● WHAT TO PRODUCE
Reproduce all entries verbatim, with nothing added or dropped.

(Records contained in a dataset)
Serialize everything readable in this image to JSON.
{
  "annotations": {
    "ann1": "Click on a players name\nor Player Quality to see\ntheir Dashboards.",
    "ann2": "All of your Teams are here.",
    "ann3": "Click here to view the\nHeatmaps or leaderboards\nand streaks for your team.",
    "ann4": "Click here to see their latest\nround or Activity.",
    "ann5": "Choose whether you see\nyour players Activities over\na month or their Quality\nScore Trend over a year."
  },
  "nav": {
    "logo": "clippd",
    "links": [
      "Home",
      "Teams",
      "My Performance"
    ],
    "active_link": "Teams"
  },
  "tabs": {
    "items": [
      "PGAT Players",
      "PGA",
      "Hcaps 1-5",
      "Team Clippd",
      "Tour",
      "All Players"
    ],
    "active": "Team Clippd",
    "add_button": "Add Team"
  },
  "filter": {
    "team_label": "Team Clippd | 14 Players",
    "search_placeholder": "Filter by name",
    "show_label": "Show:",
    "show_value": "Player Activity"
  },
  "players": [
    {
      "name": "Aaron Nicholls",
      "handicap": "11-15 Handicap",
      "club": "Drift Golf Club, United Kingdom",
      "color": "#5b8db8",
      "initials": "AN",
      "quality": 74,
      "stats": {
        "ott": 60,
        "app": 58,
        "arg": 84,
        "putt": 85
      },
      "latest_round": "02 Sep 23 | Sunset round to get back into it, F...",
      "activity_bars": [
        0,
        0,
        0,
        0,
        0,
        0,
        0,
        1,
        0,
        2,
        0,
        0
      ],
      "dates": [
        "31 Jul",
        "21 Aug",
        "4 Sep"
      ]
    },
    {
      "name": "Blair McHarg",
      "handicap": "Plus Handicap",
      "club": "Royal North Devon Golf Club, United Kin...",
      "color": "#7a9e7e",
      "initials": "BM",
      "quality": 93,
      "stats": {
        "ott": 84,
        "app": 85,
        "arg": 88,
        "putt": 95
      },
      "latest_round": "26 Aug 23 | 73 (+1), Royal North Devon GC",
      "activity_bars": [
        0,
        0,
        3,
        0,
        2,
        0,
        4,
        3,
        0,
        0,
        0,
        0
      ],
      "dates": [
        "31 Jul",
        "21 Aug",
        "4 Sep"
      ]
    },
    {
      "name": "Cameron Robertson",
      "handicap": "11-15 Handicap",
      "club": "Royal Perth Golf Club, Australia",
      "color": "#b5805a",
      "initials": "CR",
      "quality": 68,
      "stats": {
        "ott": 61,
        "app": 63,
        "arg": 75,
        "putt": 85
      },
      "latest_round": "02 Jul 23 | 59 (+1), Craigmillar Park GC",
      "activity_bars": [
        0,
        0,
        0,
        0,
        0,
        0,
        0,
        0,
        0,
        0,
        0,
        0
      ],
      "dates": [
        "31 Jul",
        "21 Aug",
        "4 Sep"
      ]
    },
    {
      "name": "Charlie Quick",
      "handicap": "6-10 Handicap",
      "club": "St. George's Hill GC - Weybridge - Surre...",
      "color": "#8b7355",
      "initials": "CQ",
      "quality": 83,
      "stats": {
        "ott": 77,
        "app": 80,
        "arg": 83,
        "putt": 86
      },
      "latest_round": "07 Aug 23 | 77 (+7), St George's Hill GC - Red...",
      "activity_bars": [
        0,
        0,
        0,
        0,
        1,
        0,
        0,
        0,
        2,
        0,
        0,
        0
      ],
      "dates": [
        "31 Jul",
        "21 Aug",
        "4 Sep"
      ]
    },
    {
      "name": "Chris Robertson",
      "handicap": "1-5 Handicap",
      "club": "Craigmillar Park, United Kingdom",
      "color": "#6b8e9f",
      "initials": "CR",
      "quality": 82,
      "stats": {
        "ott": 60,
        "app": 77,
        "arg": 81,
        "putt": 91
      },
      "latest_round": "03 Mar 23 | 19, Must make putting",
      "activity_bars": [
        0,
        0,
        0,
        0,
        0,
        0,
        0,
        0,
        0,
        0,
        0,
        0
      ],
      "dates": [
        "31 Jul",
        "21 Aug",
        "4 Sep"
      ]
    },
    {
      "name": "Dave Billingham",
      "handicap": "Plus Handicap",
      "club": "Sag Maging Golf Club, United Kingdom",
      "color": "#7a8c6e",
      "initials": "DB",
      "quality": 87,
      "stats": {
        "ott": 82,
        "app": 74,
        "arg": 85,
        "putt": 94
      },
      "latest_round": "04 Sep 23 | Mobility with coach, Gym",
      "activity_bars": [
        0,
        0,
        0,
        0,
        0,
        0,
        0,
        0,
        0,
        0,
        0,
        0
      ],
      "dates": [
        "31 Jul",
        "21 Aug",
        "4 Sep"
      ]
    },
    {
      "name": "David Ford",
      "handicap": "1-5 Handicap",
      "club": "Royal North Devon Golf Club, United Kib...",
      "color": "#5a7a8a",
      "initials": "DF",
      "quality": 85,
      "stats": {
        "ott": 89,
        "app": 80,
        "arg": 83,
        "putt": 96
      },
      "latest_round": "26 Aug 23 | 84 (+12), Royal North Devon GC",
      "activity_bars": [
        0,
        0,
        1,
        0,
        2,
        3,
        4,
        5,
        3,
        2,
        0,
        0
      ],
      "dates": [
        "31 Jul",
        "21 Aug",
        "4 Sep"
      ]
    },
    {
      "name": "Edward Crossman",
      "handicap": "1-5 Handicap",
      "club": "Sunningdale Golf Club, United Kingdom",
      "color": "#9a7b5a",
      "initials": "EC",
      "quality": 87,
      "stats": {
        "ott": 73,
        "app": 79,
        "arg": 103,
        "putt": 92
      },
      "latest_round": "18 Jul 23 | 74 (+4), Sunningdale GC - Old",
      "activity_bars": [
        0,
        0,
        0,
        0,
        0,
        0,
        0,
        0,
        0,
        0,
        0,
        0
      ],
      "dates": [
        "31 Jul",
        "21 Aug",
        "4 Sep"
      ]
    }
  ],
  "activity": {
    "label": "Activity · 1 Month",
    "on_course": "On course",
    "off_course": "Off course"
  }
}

● RESULT OF THIS EXERCISE
Serialize everything readable in this image to JSON.
{
  "annotations": {
    "ann1": "Click on a players name\nor Player Quality to see\ntheir Dashboards.",
    "ann2": "All of your Teams are here.",
    "ann3": "Click here to view the\nHeatmaps or leaderboards\nand streaks for your team.",
    "ann4": "Click here to see their latest\nround or Activity.",
    "ann5": "Choose whether you see\nyour players Activities over\na month or their Quality\nScore Trend over a year."
  },
  "nav": {
    "logo": "clippd",
    "links": [
      "Home",
      "Teams",
      "My Performance"
    ],
    "active_link": "Teams"
  },
  "tabs": {
    "items": [
      "PGAT Players",
      "PGA",
      "Hcaps 1-5",
      "Team Clippd",
      "Tour",
      "All Players"
    ],
    "active": "Team Clippd",
    "add_button": "Add Team"
  },
  "filter": {
    "team_label": "Team Clippd | 14 Players",
    "search_placeholder": "Filter by name",
    "show_label": "Show:",
    "show_value": "Player Activity"
  },
  "players": [
    {
      "name": "Aaron Nicholls",
      "handicap": "11-15 Handicap",
      "club": "Drift Golf Club, United Kingdom",
      "color": "#5b8db8",
      "initials": "AN",
      "quality": 74,
      "stats": {
        "ott": 60,
        "app": 58,
        "arg": 84,
        "putt": 85
      },
      "latest_round": "02 Sep 23 | Sunset round to get back into it, F...",
      "activity_bars": [
        0,
        0,
        0,
        0,
        0,
        0,
        0,
        1,
        0,
        2,
        0,
        0
      ],
      "dates": [
        "31 Jul",
        "21 Aug",
        "4 Sep"
      ]
    },
    {
      "name": "Blair McHarg",
      "handicap": "Plus Handicap",
      "club": "Royal North Devon Golf Club, United Kin...",
      "color": "#7a9e7e",
      "initials": "BM",
      "quality": 93,
      "stats": {
        "ott": 84,
        "app": 85,
        "arg": 88,
        "putt": 95
      },
      "latest_round": "26 Aug 23 | 73 (+1), Royal North Devon GC",
      "activity_bars": [
        0,
        0,
        3,
        0,
        2,
        0,
        4,
        3,
        0,
        0,
        0,
        0
      ],
      "dates": [
        "31 Jul",
        "21 Aug",
        "4 Sep"
      ]
    },
    {
      "name": "Cameron Robertson",
      "handicap": "11-15 Handicap",
      "club": "Royal Perth Golf Club, Australia",
      "color": "#b5805a",
      "initials": "CR",
      "quality": 68,
      "stats": {
        "ott": 61,
        "app": 63,
        "arg": 75,
        "putt": 85
      },
      "latest_round": "02 Jul 23 | 59 (+1), Craigmillar Park GC",
      "activity_bars": [
        0,
        0,
        0,
        0,
        0,
        0,
        0,
        0,
        0,
        0,
        0,
        0
      ],
      "dates": [
        "31 Jul",
        "21 Aug",
        "4 Sep"
      ]
    },
    {
      "name": "Charlie Quick",
      "handicap": "6-10 Handicap",
      "club": "St. George's Hill GC - Weybridge - Surre...",
      "color": "#8b7355",
      "initials": "CQ",
      "quality": 83,
      "stats": {
        "ott": 77,
        "app": 80,
        "arg": 83,
        "putt": 86
      },
      "latest_round": "07 Aug 23 | 77 (+7), St George's Hill GC - Red...",
      "activity_bars": [
        0,
        0,
        0,
        0,
        1,
        0,
        0,
        0,
        2,
        0,
        0,
        0
      ],
      "dates": [
        "31 Jul",
        "21 Aug",
        "4 Sep"
      ]
    },
    {
      "name": "Chris Robertson",
      "handicap": "1-5 Handicap",
      "club": "Craigmillar Park, United Kingdom",
      "color": "#6b8e9f",
      "initials": "CR",
      "quality": 82,
      "stats": {
        "ott": 60,
        "app": 77,
        "arg": 81,
        "putt": 91
      },
      "latest_round": "03 Mar 23 | 19, Must make putting",
      "activity_bars": [
        0,
        0,
        0,
        0,
        0,
        0,
        0,
        0,
        0,
        0,
        0,
        0
      ],
      "dates": [
        "31 Jul",
        "21 Aug",
        "4 Sep"
      ]
    },
    {
      "name": "Dave Billingham",
      "handicap": "Plus Handicap",
      "club": "Sag Maging Golf Club, United Kingdom",
      "color": "#7a8c6e",
      "initials": "DB",
      "quality": 87,
      "stats": {
        "ott": 82,
        "app": 74,
        "arg": 85,
        "putt": 94
      },
      "latest_round": "04 Sep 23 | Mobility with coach, Gym",
      "activity_bars": [
        0,
        0,
        0,
        0,
        0,
        0,
        0,
        0,
        0,
        0,
        0,
        0
      ],
      "dates": [
        "31 Jul",
        "21 Aug",
        "4 Sep"
      ]
    },
    {
      "name": "David Ford",
      "handicap": "1-5 Handicap",
      "club": "Royal North Devon Golf Club, United Kib...",
      "color": "#5a7a8a",
      "initials": "DF",
      "quality": 85,
      "stats": {
        "ott": 89,
        "app": 80,
        "arg": 83,
        "putt": 96
      },
      "latest_round": "26 Aug 23 | 84 (+12), Royal North Devon GC",
      "activity_bars": [
        0,
        0,
        1,
        0,
        2,
        3,
        4,
        5,
        3,
        2,
        0,
        0
      ],
      "dates": [
        "31 Jul",
        "21 Aug",
        "4 Sep"
      ]
    },
    {
      "name": "Edward Crossman",
      "handicap": "1-5 Handicap",
      "club": "Sunningdale Golf Club, United Kingdom",
      "color": "#9a7b5a",
      "initials": "EC",
      "quality": 87,
      "stats": {
        "ott": 73,
        "app": 79,
        "arg": 103,
        "putt": 92
      },
      "latest_round": "18 Jul 23 | 74 (+4), Sunningdale GC - Old",
      "activity_bars": [
        0,
        0,
        0,
        0,
        0,
        0,
        0,
        0,
        0,
        0,
        0,
        0
      ],
      "dates": [
        "31 Jul",
        "21 Aug",
        "4 Sep"
      ]
    }
  ],
  "activity": {
    "label": "Activity · 1 Month",
    "on_course": "On course",
    "off_course": "Off course"
  }
}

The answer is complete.